Locate the string "Long" throughout the material and copy every line in which it occurs.

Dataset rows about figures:
☆ ☆ ☆ ☆ ☆
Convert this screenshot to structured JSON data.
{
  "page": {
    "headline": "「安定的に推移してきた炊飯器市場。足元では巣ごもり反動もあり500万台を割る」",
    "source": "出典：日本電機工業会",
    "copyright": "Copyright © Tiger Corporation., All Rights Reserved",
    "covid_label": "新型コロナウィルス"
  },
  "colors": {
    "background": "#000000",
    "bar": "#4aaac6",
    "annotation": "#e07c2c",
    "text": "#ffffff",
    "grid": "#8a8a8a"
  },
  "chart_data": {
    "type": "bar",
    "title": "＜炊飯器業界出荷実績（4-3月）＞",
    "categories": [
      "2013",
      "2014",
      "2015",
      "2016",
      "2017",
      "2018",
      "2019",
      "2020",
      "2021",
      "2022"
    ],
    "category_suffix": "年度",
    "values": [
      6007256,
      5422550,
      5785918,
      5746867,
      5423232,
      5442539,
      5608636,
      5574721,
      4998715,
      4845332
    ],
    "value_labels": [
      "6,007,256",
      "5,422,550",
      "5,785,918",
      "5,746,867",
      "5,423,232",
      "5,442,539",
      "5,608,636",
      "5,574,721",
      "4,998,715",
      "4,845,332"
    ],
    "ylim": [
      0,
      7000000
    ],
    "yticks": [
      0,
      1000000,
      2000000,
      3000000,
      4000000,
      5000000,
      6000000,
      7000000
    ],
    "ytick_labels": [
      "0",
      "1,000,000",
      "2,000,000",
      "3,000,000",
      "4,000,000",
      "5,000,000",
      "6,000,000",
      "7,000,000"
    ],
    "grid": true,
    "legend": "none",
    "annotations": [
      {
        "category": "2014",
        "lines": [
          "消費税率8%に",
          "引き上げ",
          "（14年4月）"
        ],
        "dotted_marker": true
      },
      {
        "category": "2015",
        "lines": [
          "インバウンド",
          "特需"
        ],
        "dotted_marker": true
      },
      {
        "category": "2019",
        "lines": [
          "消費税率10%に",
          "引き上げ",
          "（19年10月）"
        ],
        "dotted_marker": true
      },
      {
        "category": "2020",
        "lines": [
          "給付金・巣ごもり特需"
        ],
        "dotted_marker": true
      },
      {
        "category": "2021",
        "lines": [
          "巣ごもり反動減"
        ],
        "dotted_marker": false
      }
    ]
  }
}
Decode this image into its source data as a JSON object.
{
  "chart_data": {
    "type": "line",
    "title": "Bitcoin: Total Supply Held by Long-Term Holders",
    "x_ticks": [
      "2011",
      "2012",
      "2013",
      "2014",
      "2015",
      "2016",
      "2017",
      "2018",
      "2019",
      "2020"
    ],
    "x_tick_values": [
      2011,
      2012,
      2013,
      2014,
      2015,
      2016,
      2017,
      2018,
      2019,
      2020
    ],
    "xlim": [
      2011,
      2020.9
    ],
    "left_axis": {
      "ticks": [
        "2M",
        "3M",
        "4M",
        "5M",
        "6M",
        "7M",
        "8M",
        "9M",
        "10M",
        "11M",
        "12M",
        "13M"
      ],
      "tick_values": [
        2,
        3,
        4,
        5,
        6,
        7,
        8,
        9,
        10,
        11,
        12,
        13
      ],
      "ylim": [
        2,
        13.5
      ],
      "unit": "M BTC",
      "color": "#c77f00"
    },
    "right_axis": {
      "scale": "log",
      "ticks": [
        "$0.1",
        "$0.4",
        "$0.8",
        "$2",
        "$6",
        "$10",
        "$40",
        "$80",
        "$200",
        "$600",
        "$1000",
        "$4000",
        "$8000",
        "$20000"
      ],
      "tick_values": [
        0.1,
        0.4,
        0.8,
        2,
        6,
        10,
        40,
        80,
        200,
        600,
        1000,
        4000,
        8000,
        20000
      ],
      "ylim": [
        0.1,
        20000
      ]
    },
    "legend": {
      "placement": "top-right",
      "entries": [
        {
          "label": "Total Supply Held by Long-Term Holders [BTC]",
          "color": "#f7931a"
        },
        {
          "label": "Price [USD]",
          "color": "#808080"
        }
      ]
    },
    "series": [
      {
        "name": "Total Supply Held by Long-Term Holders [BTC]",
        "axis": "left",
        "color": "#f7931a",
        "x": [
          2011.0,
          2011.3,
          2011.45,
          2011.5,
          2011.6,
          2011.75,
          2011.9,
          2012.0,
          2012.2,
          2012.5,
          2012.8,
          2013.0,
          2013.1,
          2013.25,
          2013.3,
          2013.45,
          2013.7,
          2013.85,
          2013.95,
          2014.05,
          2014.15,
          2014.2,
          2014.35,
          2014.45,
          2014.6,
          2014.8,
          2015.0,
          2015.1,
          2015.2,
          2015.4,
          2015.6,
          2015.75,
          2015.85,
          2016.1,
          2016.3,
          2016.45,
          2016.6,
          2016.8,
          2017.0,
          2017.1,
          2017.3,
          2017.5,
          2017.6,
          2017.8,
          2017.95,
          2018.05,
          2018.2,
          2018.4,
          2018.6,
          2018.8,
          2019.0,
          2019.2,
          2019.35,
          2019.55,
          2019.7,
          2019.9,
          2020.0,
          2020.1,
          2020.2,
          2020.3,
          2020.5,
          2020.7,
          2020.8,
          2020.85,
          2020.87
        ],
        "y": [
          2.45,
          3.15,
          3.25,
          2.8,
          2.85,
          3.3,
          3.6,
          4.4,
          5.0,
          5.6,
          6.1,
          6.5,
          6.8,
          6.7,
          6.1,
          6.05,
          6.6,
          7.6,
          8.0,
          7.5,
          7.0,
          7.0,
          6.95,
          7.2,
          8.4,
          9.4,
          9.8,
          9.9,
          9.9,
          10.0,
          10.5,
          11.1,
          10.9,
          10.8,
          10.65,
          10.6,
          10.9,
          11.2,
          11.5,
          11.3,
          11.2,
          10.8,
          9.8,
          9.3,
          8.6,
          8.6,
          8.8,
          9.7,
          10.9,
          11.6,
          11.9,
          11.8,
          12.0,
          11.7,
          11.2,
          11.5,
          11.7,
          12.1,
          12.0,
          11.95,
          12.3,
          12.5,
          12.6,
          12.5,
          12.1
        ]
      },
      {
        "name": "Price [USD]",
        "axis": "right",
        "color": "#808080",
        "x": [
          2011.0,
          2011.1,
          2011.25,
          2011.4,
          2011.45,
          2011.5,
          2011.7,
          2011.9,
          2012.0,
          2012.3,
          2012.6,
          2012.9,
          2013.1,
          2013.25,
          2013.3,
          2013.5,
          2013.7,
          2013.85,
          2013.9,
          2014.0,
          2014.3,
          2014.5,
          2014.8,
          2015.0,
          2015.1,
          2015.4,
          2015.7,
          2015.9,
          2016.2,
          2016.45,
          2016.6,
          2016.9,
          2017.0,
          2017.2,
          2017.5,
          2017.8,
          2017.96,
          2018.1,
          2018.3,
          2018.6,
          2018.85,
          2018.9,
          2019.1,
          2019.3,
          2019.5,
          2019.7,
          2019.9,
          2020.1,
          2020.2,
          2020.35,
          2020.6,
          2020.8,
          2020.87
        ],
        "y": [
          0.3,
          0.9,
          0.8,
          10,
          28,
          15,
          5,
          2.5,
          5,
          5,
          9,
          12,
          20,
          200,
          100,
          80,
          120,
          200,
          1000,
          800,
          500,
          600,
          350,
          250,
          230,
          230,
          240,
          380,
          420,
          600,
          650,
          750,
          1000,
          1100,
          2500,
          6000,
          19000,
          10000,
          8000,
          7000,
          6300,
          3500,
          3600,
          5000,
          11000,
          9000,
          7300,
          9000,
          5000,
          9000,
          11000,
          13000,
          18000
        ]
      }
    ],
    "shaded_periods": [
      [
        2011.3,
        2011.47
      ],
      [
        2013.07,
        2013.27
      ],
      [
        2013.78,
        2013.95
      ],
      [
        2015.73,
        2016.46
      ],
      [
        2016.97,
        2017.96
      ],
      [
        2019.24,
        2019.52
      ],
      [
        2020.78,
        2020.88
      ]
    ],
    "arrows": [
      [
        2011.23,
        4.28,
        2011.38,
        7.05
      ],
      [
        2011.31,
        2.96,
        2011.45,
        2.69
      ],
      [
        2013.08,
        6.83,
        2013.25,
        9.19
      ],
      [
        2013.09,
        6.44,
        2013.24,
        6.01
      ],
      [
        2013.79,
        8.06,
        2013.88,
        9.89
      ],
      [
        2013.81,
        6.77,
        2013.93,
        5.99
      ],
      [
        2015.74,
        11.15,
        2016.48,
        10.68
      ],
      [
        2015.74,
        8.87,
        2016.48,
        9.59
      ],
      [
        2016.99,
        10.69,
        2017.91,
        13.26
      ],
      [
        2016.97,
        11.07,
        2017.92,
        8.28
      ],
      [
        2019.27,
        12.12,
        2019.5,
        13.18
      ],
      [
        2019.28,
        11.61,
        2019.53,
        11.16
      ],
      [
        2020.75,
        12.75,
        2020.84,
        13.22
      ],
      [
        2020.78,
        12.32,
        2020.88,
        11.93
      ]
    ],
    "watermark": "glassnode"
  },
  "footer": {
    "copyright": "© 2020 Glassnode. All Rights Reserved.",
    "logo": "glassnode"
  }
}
☆ ☆ ☆ ☆ ☆
▶ Written response:
    "title": "Bitcoin: Total Supply Held by Long-Term Holders",
          "label": "Total Supply Held by Long-Term Holders [BTC]",
        "name": "Total Supply Held by Long-Term Holders [BTC]",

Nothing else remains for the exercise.